» The task:
Could you transcribe every record below exactly as written, leaving out any pictures?

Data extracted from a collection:

◆ ◆ ◆

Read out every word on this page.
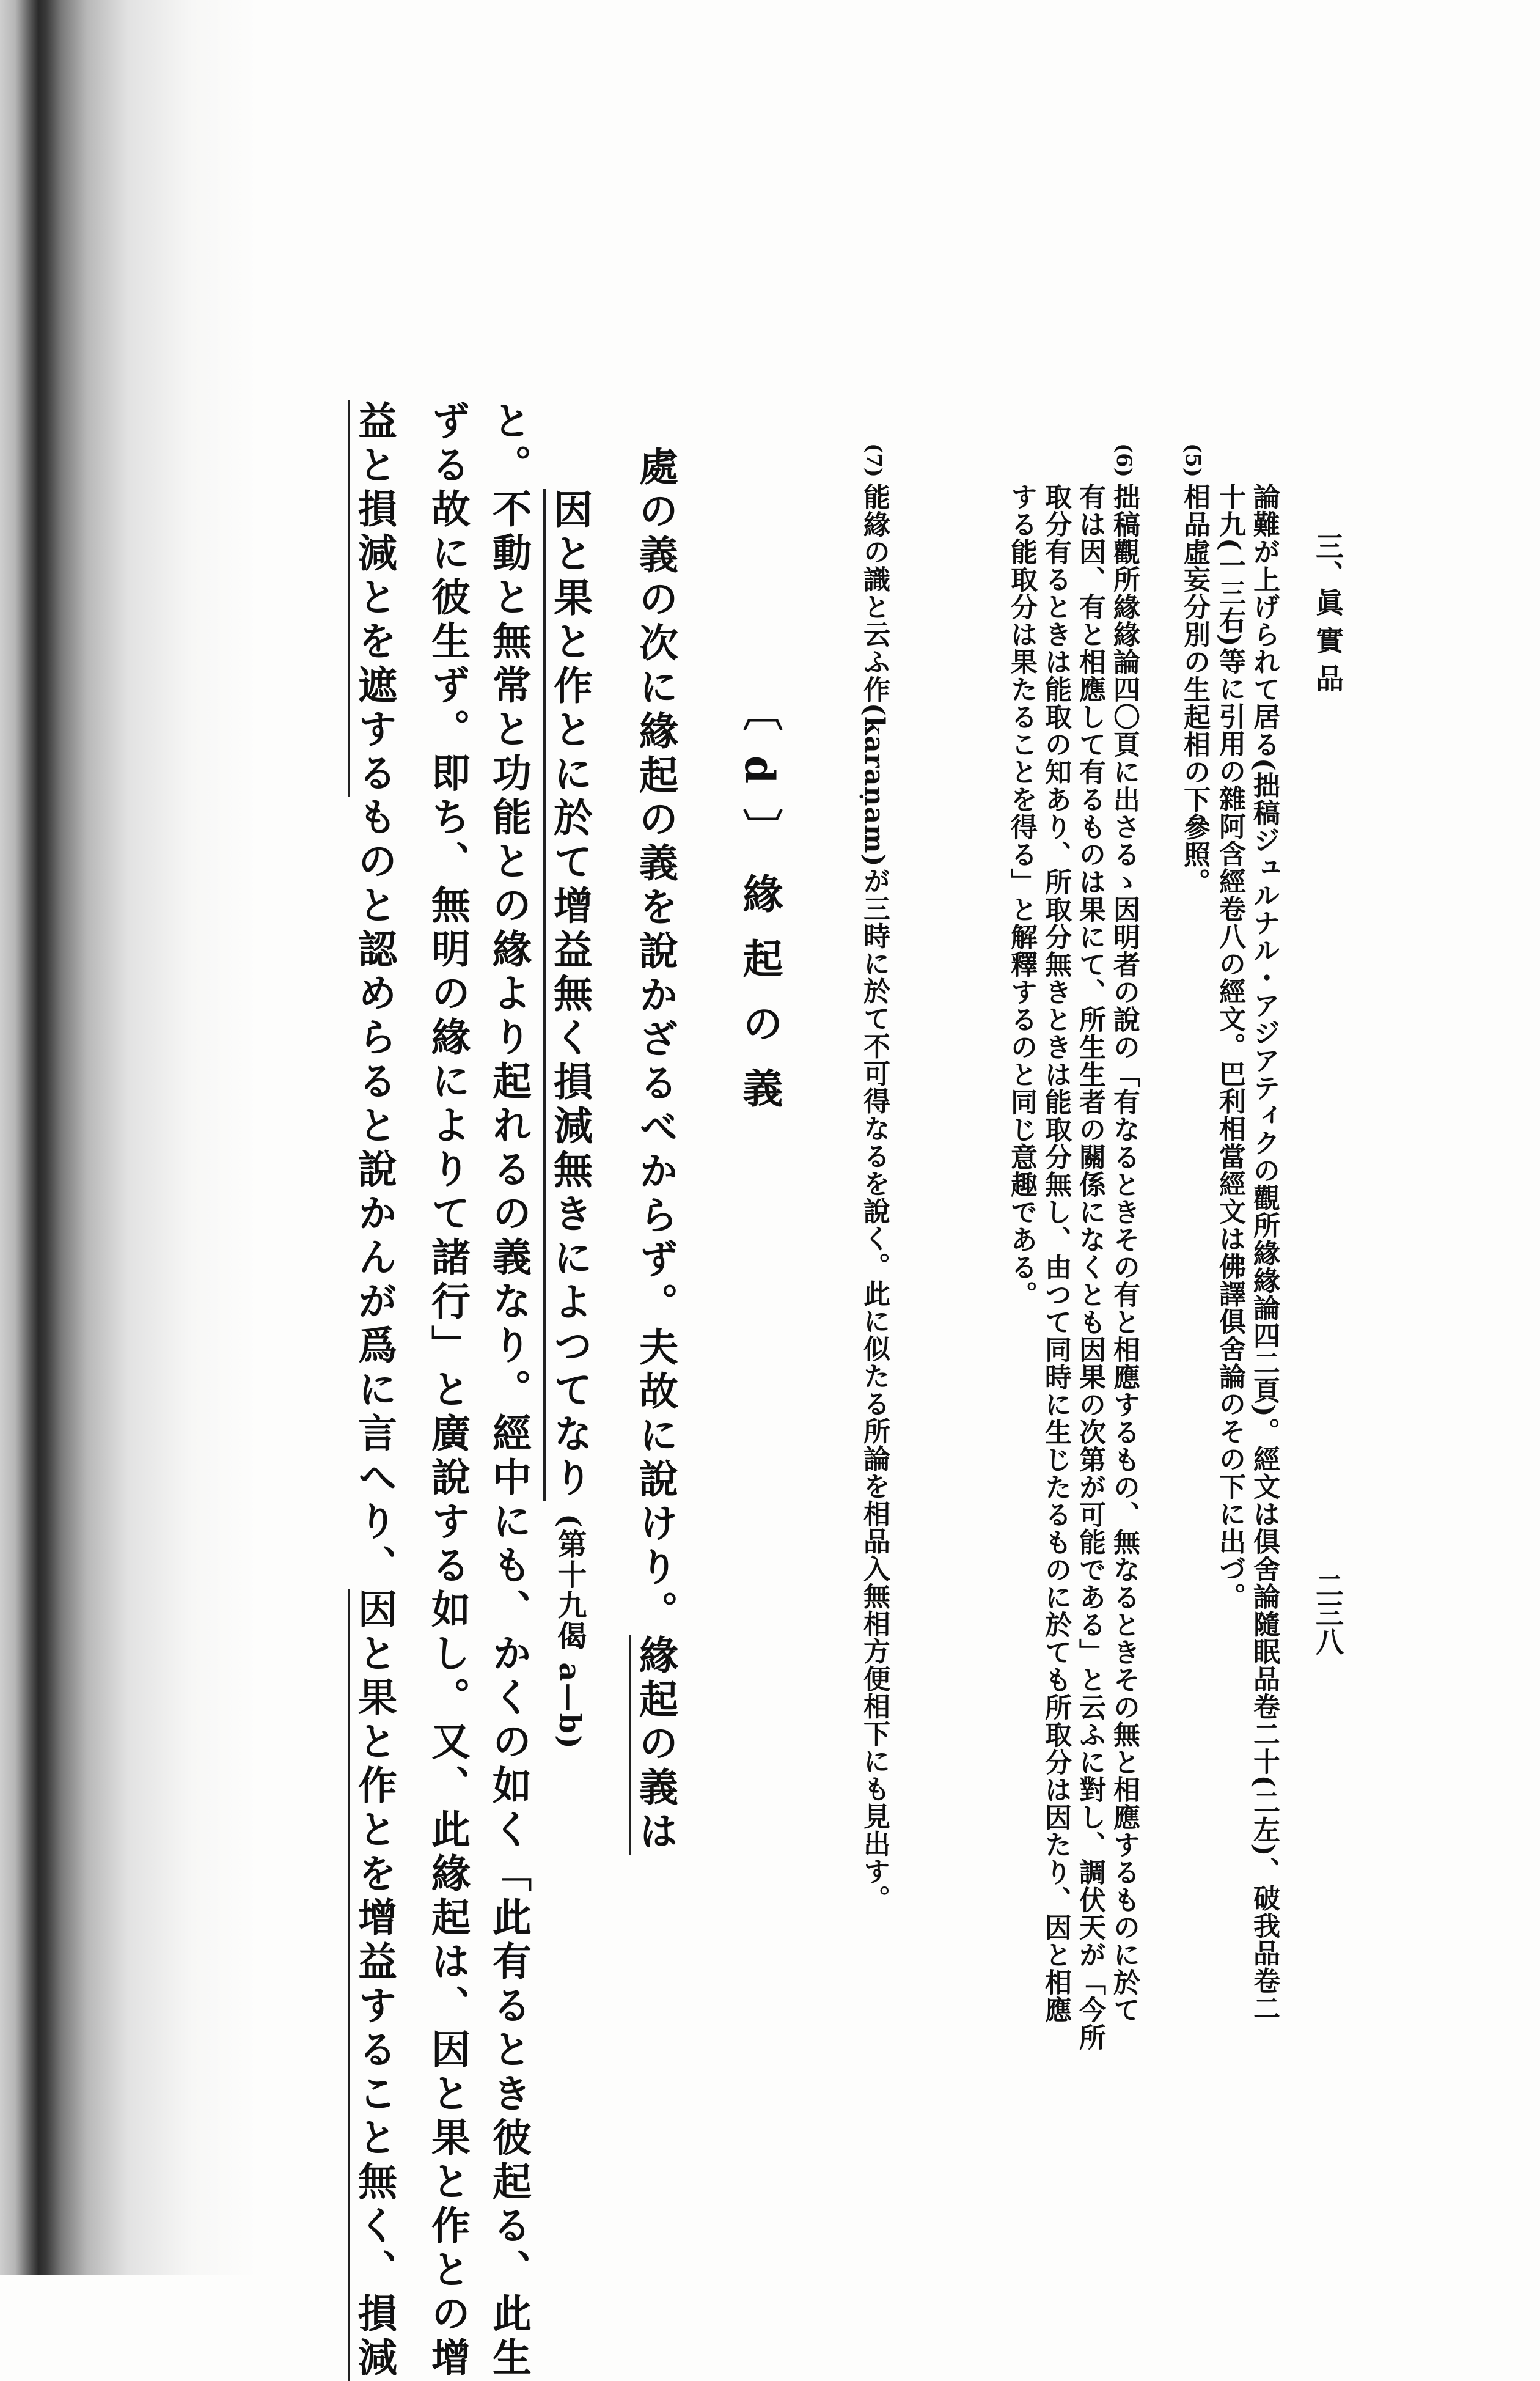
三、眞 實 品
二三八
論難が上げられて居る(拙稿ジュルナル・アジアティクの觀所緣緣論四二頁)。經文は俱舍論隨眠品卷二十(二左)、破我品卷二
十九(一三右)等に引用の雜阿含經卷八の經文。巴利相當經文は佛譯俱舍論のその下に出づ。
(5)
相品虛妄分別の生起相の下參照。
(6)
拙稿觀所緣緣論四〇頁に出さるゝ因明者の說の「有なるときその有と相應するもの、無なるときその無と相應するものに於て
有は因、有と相應して有るものは果にて、所生生者の關係になくとも因果の次第が可能である」と云ふに對し、調伏天が「今所
取分有るときは能取の知あり、所取分無きときは能取分無し、由つて同時に生じたるものに於ても所取分は因たり、因と相應
する能取分は果たることを得る」と解釋するのと同じ意趣である。
(7)
能緣の識と云ふ作(karaṇam)が三時に於て不可得なるを說く。此に似たる所論を相品入無相方便相下にも見出す。
〔d〕緣起の義
處の義の次に緣起の義を說かざるべからず。夫故に說けり。緣起の義は
因と果と作とに於て增益無く損減無きによつてなり(第十九偈 a—b)
と。不動と無常と功能との緣より起れるの義なり。經中にも、かくの如く「此有るとき彼起る、此生
ずる故に彼生ず。即ち、無明の緣によりて諸行」と廣說する如し。又、此緣起は、因と果と作との增
益と損減とを遮するものと認めらると說かんが爲に言へり、因と果と作とを增益すること無く、損減
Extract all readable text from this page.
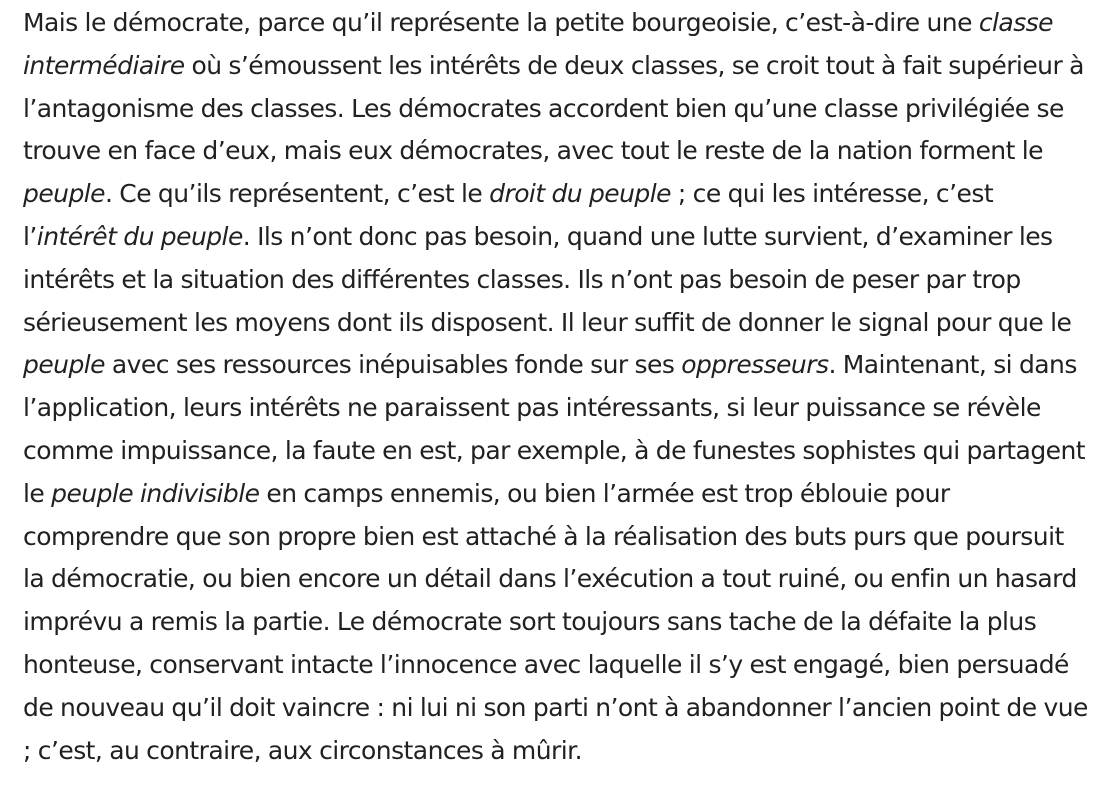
Mais le démocrate, parce qu’il représente la petite bourgeoisie, c’est-à-dire une classe intermédiaire où s’émoussent les intérêts de deux classes, se croit tout à fait supérieur à l’antagonisme des classes. Les démocrates accordent bien qu’une classe privilégiée se trouve en face d’eux, mais eux démocrates, avec tout le reste de la nation forment le peuple. Ce qu’ils représentent, c’est le droit du peuple ; ce qui les intéresse, c’est l’intérêt du peuple. Ils n’ont donc pas besoin, quand une lutte survient, d’examiner les intérêts et la situation des différentes classes. Ils n’ont pas besoin de peser par trop sérieusement les moyens dont ils disposent. Il leur suffit de donner le signal pour que le peuple avec ses ressources inépuisables fonde sur ses oppresseurs. Maintenant, si dans l’application, leurs intérêts ne paraissent pas intéressants, si leur puissance se révèle comme impuissance, la faute en est, par exemple, à de funestes sophistes qui partagent le peuple indivisible en camps ennemis, ou bien l’armée est trop éblouie pour comprendre que son propre bien est attaché à la réalisation des buts purs que poursuit la démocratie, ou bien encore un détail dans l’exécution a tout ruiné, ou enfin un hasard imprévu a remis la partie. Le démocrate sort toujours sans tache de la défaite la plus honteuse, conservant intacte l’innocence avec laquelle il s’y est engagé, bien persuadé de nouveau qu’il doit vaincre : ni lui ni son parti n’ont à abandonner l’ancien point de vue ; c’est, au contraire, aux circonstances à mûrir.
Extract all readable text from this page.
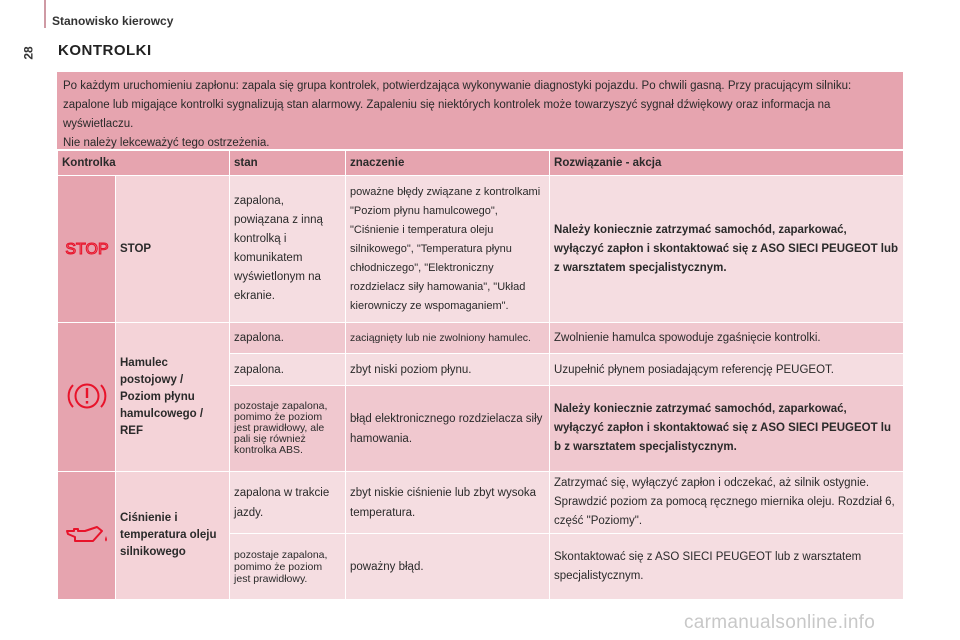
Stanowisko kierowcy
28 KONTROLKI

Po każdym uruchomieniu zapłonu: zapala się grupa kontrolek, potwierdzająca wykonywanie diagnostyki pojazdu. Po chwili gasną. Przy pracującym silniku: zapalone lub migające kontrolki sygnalizują stan alarmowy. Zapaleniu się niektórych kontrolek może towarzyszyć sygnał dźwiękowy oraz informacja na wyświetlaczu.

Nie należy lekceważyć tego ostrzeżenia.

Kontrolka		stan	znaczenie	Rozwiązanie - akcja

STOP	STOP	zapalona, powiązana z inną kontrolką i komunikatem wyświetlonym na ekranie.	poważne błędy związane z kontrolkami "Poziom płynu hamulcowego", "Ciśnienie i temperatura oleju silnikowego", "Temperatura płynu chłodniczego", "Elektroniczny rozdzielacz siły hamowania", "Układ kierowniczy ze wspomaganiem".	Należy koniecznie zatrzymać samochód, zaparkować, wyłączyć zapłon i skontaktować się z ASO SIECI PEUGEOT lub z warsztatem specjalistycznym.
	Hamulec postojowy / Poziom płynu hamulcowego / REF	zapalona.	zaciągnięty lub nie zwolniony hamulec.	Zwolnienie hamulca spowoduje zgaśnięcie kontrolki.
		zapalona.	zbyt niski poziom płynu.	Uzupełnić płynem posiadającym referencję PEUGEOT.
		pozostaje zapalona, pomimo że poziom jest prawidłowy, ale pali się również kontrolka ABS.	błąd elektronicznego rozdzielacza siły hamowania.	Należy koniecznie zatrzymać samochód, zaparkować, wyłączyć zapłon i skontaktować się z ASO SIECI PEUGEOT lu b z warsztatem specjalistycznym.
	Ciśnienie i temperatura oleju silnikowego	zapalona w trakcie jazdy.	zbyt niskie ciśnienie lub zbyt wysoka temperatura.	Zatrzymać się, wyłączyć zapłon i odczekać, aż silnik ostygnie. Sprawdzić poziom za pomocą ręcznego miernika oleju. Rozdział 6, część "Poziomy".
		pozostaje zapalona, pomimo że poziom jest prawidłowy.	poważny błąd.	Skontaktować się z ASO SIECI PEUGEOT lub z warsztatem specjalistycznym.
carmanualsonline.info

◆ ◆ ◆

» Completed exercise:
Read out every word on this page.
三、眞 實 品
二三八
論難が上げられて居る(拙稿ジュルナル・アジアティクの觀所緣緣論四二頁)。經文は俱舍論隨眠品卷二十(二左)、破我品卷二
十九(一三右)等に引用の雜阿含經卷八の經文。巴利相當經文は佛譯俱舍論のその下に出づ。
(5)
相品虛妄分別の生起相の下參照。
(6)
拙稿觀所緣緣論四〇頁に出さるゝ因明者の說の「有なるときその有と相應するもの、無なるときその無と相應するものに於て
有は因、有と相應して有るものは果にて、所生生者の關係になくとも因果の次第が可能である」と云ふに對し、調伏天が「今所
取分有るときは能取の知あり、所取分無きときは能取分無し、由つて同時に生じたるものに於ても所取分は因たり、因と相應
する能取分は果たることを得る」と解釋するのと同じ意趣である。
(7)
能緣の識と云ふ作(karaṇam)が三時に於て不可得なるを說く。此に似たる所論を相品入無相方便相下にも見出す。
〔d〕緣起の義
處の義の次に緣起の義を說かざるべからず。夫故に說けり。緣起の義は
因と果と作とに於て增益無く損減無きによつてなり(第十九偈 a—b)
と。不動と無常と功能との緣より起れるの義なり。經中にも、かくの如く「此有るとき彼起る、此生
ずる故に彼生ず。即ち、無明の緣によりて諸行」と廣說する如し。又、此緣起は、因と果と作との增
益と損減とを遮するものと認めらると說かんが爲に言へり、因と果と作とを增益すること無く、損減
Extract all readable text from this page.
Mais le démocrate, parce qu’il représente la petite bourgeoisie, c’est-à-dire une classe intermédiaire où s’émoussent les intérêts de deux classes, se croit tout à fait supérieur à l’antagonisme des classes. Les démocrates accordent bien qu’une classe privilégiée se trouve en face d’eux, mais eux démocrates, avec tout le reste de la nation forment le peuple. Ce qu’ils représentent, c’est le droit du peuple ; ce qui les intéresse, c’est l’intérêt du peuple. Ils n’ont donc pas besoin, quand une lutte survient, d’examiner les intérêts et la situation des différentes classes. Ils n’ont pas besoin de peser par trop sérieusement les moyens dont ils disposent. Il leur suffit de donner le signal pour que le peuple avec ses ressources inépuisables fonde sur ses oppresseurs. Maintenant, si dans l’application, leurs intérêts ne paraissent pas intéressants, si leur puissance se révèle comme impuissance, la faute en est, par exemple, à de funestes sophistes qui partagent le peuple indivisible en camps ennemis, ou bien l’armée est trop éblouie pour comprendre que son propre bien est attaché à la réalisation des buts purs que poursuit la démocratie, ou bien encore un détail dans l’exécution a tout ruiné, ou enfin un hasard imprévu a remis la partie. Le démocrate sort toujours sans tache de la défaite la plus honteuse, conservant intacte l’innocence avec laquelle il s’y est engagé, bien persuadé de nouveau qu’il doit vaincre : ni lui ni son parti n’ont à abandonner l’ancien point de vue ; c’est, au contraire, aux circonstances à mûrir.
Extract all readable text from this page.
Stanowisko kierowcy
28 KONTROLKI

Po każdym uruchomieniu zapłonu: zapala się grupa kontrolek, potwierdzająca wykonywanie diagnostyki pojazdu. Po chwili gasną. Przy pracującym silniku: zapalone lub migające kontrolki sygnalizują stan alarmowy. Zapaleniu się niektórych kontrolek może towarzyszyć sygnał dźwiękowy oraz informacja na wyświetlaczu.

Nie należy lekceważyć tego ostrzeżenia.

Kontrolka		stan	znaczenie	Rozwiązanie - akcja

STOP	STOP	zapalona, powiązana z inną kontrolką i komunikatem wyświetlonym na ekranie.	poważne błędy związane z kontrolkami "Poziom płynu hamulcowego", "Ciśnienie i temperatura oleju silnikowego", "Temperatura płynu chłodniczego", "Elektroniczny rozdzielacz siły hamowania", "Układ kierowniczy ze wspomaganiem".	Należy koniecznie zatrzymać samochód, zaparkować, wyłączyć zapłon i skontaktować się z ASO SIECI PEUGEOT lub z warsztatem specjalistycznym.
	Hamulec postojowy / Poziom płynu hamulcowego / REF	zapalona.	zaciągnięty lub nie zwolniony hamulec.	Zwolnienie hamulca spowoduje zgaśnięcie kontrolki.
		zapalona.	zbyt niski poziom płynu.	Uzupełnić płynem posiadającym referencję PEUGEOT.
		pozostaje zapalona, pomimo że poziom jest prawidłowy, ale pali się również kontrolka ABS.	błąd elektronicznego rozdzielacza siły hamowania.	Należy koniecznie zatrzymać samochód, zaparkować, wyłączyć zapłon i skontaktować się z ASO SIECI PEUGEOT lu b z warsztatem specjalistycznym.
	Ciśnienie i temperatura oleju silnikowego	zapalona w trakcie jazdy.	zbyt niskie ciśnienie lub zbyt wysoka temperatura.	Zatrzymać się, wyłączyć zapłon i odczekać, aż silnik ostygnie. Sprawdzić poziom za pomocą ręcznego miernika oleju. Rozdział 6, część "Poziomy".
		pozostaje zapalona, pomimo że poziom jest prawidłowy.	poważny błąd.	Skontaktować się z ASO SIECI PEUGEOT lub z warsztatem specjalistycznym.
carmanualsonline.info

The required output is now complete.